Problem requirements: Find each line containing the string "JSON". Copy it.

Records for the task:
----

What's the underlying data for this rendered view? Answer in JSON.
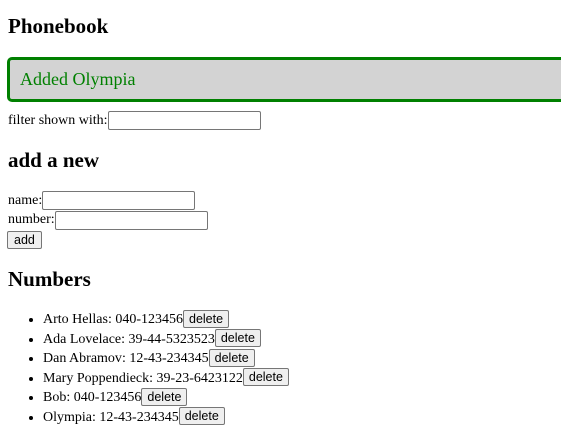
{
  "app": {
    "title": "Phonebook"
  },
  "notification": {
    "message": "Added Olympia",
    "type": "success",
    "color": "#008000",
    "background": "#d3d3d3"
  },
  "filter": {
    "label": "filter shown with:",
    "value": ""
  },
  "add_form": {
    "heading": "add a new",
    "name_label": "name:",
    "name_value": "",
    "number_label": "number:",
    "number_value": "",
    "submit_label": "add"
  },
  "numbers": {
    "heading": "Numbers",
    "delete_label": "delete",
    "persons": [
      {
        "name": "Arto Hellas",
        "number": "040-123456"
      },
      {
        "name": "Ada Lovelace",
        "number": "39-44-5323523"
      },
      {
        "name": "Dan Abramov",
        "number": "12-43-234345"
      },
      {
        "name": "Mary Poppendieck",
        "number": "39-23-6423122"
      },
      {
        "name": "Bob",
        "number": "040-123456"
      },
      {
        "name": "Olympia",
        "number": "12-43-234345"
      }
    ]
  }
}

----

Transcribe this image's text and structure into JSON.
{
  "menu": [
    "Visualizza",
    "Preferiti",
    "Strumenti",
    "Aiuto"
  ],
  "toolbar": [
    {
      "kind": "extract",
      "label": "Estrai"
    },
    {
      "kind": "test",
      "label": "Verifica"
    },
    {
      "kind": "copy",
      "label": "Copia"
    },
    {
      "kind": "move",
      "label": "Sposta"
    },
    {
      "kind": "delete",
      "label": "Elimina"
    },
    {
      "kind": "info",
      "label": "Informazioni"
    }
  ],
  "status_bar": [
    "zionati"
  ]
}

----

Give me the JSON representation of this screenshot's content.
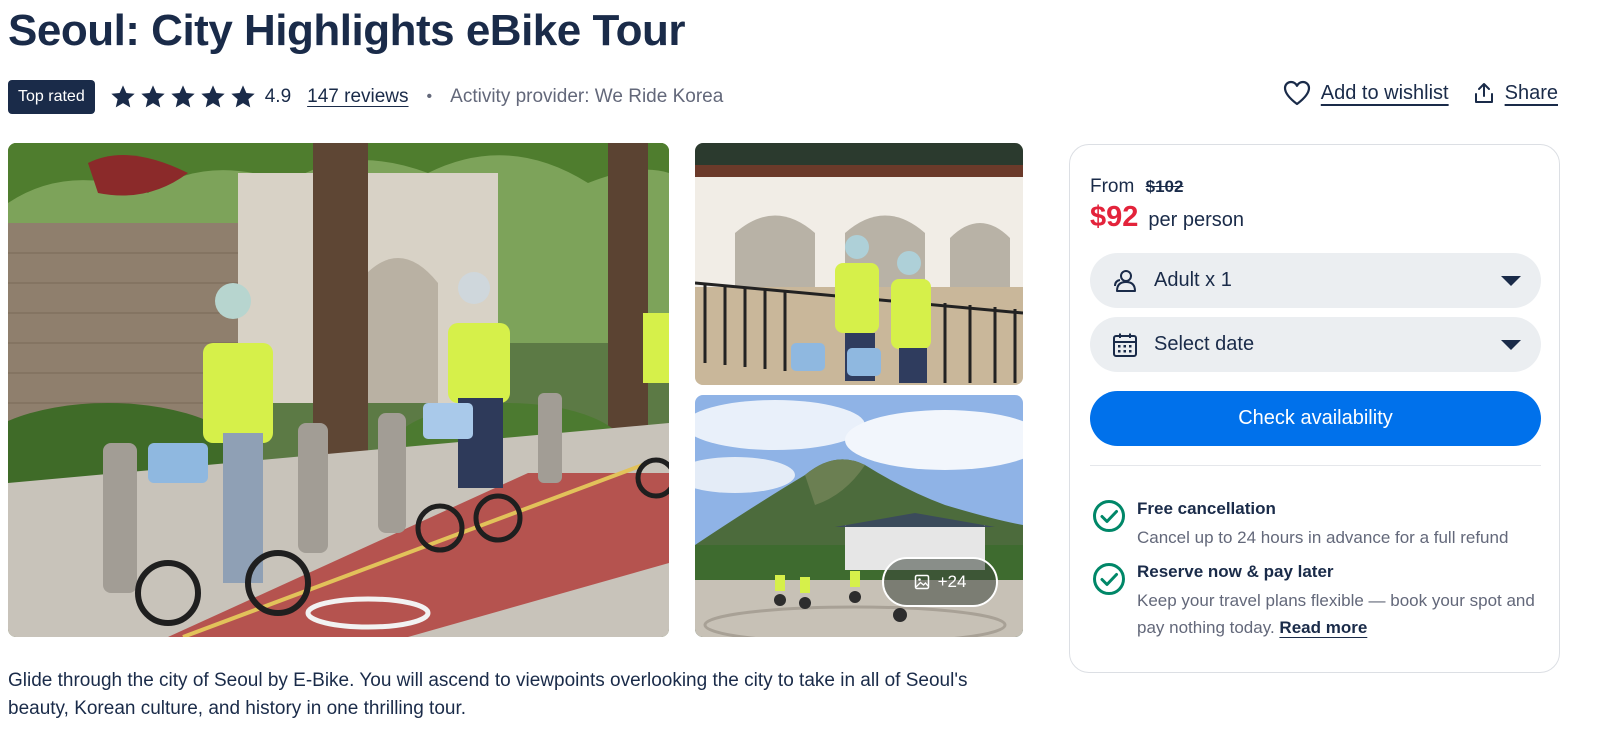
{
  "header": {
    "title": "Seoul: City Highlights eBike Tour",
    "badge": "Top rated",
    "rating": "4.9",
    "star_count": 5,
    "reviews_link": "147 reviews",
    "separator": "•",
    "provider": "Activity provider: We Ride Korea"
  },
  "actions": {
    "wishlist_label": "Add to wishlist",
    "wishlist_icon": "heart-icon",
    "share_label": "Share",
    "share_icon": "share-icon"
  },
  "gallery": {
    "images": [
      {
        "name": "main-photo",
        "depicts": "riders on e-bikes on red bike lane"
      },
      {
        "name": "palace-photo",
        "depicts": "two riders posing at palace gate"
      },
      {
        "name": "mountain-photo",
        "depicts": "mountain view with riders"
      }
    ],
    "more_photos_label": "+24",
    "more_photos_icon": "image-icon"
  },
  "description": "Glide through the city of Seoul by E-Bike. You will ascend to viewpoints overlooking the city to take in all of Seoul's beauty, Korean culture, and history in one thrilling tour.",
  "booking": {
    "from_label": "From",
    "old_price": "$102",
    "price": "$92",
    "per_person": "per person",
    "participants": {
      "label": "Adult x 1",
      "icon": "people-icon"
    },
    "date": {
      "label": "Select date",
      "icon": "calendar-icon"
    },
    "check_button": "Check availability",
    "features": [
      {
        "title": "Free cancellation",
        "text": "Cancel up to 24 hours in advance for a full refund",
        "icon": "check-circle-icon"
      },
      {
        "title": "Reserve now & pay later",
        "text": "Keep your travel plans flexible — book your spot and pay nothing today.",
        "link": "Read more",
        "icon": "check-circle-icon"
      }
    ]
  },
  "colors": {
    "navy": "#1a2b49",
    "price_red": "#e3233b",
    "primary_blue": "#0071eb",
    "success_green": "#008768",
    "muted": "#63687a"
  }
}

----

Correct answer:
What's the underlying data for this rendered view? Answer in JSON.
Transcribe this image's text and structure into JSON.
Give me the JSON representation of this screenshot's content.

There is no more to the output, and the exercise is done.